* TESTO FORNITO

....................

Sono note le ragioni storiche che condussero all'introduzione delle regioni a statuto speciale, ed in particolare le vicende di un territorio che – di fatto – italiano non era. Si direbbe, però, che ormai sia tempo di ritenerle non più attuali, non solo perché le condizioni son cambiate col passar degli anni, ma soprattutto se si vuole davvero intraprendere la strada del federalismo, che non può prevedere figli e figliastri. Chi teme di perdere i privilegi acquisiti, invece, si appella alla propria specificità – negando, ovviamente, l'altrui – e paventa l'attacco alle autonomie, garantite dalla Costituzione (Titolo V, art.116), ed ai finanziamenti stabiliti nello Statuto speciale (Titolo VI).
Si tenta, dunque, di motivare l'evidente iniquità cianciando di tutela delle minoranze, come se mai fossero esistite altre e simili particolarità nella storia della penisola, luogo delle diversità sancite dai campanili. Solo a titolo d'esempio – da veneto – vorrei far notare come la Serenissima Repubblica abbia oltre che una storia millenaria anche una lingua ed una letteratura e che, se io parlassi con un valdostano o un siculo, tutti utilizzando strettamente l'idioma dei propri avi, il risultato sarebbe una perfetta esemplificazione della Torre di Babele. Insomma: invocare solo le specificità che fan comodo pare essere alquanto pretestuoso. Intendiamoci, l'obiettivo è sempre, comprensibilmente, accapparrarsi quante più risorse sia possibile ottenere – sarebbe sciocco stupirsi di ciò – e si utilizzano a tal fine tutte le armi disponibili: il guaio è che alcuni territori ne abbiano facoltà, a scapito di altri.
Parafrasando il buon vecchio Montanelli, si direbbe che tutti siano specifici, ma alcuni più di altri .….
È bene chiarire subito un possibile malinteso: non si tratta di un prelievo di risorse dal Veneto – limitiamoci alle due zone confinanti citate, ma il discorso si può estendere ad altre – per destinarle alla provincia di Bozen. Semplicemente la seconda ottiene dallo Stato di mantenere sul territorio il 90% delle imposte raccolte in loco, mentre il primo contribuisce, con le sue, al funzionamento (beh, parola impegnativa, questa …..) di tutto l'ambaradan romanocentrico, compreso il fastidioso ripianamento di deficit altrove generati a causa, troppo spesso, del ben noto clientelismo volto a mantenere il consenso elettorale. A qualcuno, davvero, ciò pare corretto?

....................

* Elenchi con la posizione degli elementi

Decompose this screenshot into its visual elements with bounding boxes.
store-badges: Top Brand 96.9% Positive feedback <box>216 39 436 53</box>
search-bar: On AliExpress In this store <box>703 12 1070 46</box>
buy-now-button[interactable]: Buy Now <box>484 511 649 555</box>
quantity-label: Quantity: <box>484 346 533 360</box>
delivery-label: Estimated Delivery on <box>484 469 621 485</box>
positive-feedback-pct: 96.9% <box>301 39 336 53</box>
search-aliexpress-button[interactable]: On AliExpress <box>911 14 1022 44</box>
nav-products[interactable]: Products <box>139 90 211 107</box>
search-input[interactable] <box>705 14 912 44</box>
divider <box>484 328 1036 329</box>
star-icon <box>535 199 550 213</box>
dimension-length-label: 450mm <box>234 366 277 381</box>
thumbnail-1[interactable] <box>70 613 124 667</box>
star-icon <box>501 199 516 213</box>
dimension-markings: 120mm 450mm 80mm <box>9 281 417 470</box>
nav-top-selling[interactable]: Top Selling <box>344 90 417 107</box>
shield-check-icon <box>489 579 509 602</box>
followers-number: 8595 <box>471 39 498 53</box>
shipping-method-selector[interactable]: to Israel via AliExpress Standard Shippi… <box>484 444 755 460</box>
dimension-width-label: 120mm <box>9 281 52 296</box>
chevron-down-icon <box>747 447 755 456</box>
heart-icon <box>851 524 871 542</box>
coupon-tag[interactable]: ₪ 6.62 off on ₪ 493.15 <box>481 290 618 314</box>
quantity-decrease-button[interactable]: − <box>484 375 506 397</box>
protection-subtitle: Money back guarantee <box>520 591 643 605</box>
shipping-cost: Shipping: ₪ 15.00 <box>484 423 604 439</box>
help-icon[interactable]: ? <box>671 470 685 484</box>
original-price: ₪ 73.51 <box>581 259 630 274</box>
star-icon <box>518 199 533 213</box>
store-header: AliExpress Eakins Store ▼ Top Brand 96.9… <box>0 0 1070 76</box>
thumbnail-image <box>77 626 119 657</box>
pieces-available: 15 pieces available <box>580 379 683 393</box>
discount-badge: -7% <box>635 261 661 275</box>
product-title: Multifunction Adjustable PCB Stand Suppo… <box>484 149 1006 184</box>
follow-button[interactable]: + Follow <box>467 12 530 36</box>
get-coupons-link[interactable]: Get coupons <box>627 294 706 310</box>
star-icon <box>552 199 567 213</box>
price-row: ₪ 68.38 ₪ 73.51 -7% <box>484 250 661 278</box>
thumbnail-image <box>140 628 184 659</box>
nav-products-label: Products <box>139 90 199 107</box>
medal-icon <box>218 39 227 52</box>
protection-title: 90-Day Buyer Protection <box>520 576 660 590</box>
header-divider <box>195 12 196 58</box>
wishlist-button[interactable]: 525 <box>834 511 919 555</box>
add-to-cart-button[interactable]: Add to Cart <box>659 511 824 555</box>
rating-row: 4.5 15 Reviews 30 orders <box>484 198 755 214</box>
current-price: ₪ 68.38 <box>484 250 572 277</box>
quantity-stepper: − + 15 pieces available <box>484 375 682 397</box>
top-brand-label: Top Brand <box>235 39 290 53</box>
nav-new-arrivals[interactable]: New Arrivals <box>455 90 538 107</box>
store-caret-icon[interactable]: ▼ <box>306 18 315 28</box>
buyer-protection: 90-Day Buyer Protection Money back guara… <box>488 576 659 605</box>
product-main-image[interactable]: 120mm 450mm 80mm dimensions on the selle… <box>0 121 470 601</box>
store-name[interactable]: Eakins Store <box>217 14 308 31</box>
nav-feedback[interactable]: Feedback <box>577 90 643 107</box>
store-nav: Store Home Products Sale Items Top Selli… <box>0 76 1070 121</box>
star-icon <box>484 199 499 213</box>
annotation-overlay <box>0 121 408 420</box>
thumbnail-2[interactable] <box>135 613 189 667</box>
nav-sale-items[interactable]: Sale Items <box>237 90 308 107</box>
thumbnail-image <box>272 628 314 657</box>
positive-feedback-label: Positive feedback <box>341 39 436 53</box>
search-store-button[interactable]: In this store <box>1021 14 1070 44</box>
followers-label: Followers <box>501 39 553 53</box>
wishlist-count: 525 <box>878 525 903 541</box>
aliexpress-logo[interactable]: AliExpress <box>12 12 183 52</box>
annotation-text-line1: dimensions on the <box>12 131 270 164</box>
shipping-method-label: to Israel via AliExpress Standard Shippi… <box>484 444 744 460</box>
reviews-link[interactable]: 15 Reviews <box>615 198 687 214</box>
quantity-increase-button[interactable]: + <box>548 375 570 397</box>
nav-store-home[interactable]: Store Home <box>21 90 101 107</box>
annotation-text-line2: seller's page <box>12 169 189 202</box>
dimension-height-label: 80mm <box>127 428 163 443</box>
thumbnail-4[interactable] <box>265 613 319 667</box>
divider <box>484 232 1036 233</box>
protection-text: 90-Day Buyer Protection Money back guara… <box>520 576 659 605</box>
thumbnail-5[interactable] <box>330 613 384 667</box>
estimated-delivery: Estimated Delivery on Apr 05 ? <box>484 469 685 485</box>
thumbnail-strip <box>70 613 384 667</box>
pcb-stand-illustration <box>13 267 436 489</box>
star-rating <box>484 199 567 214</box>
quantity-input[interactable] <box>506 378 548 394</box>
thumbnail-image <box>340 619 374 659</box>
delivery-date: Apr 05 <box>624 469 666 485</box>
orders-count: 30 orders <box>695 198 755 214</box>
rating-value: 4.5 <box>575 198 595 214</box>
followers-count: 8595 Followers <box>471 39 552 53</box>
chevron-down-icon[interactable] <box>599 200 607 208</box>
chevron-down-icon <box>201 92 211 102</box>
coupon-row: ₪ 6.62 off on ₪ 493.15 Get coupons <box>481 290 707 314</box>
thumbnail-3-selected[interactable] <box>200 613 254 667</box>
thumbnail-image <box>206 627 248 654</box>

....................

* COMPITO
Nel testo sulle regioni a statuto speciale, individua tutti gli incisi racchiusi tra due lineette e trascrivili nell'ordine in cui compaiono.

* SOLUZIONE
1. di fatto
2. negando, ovviamente, l'altrui
3. da veneto
4. sarebbe sciocco stupirsi di ciò
5. limitiamoci alle due zone confinanti citate, ma il discorso si può estendere ad altre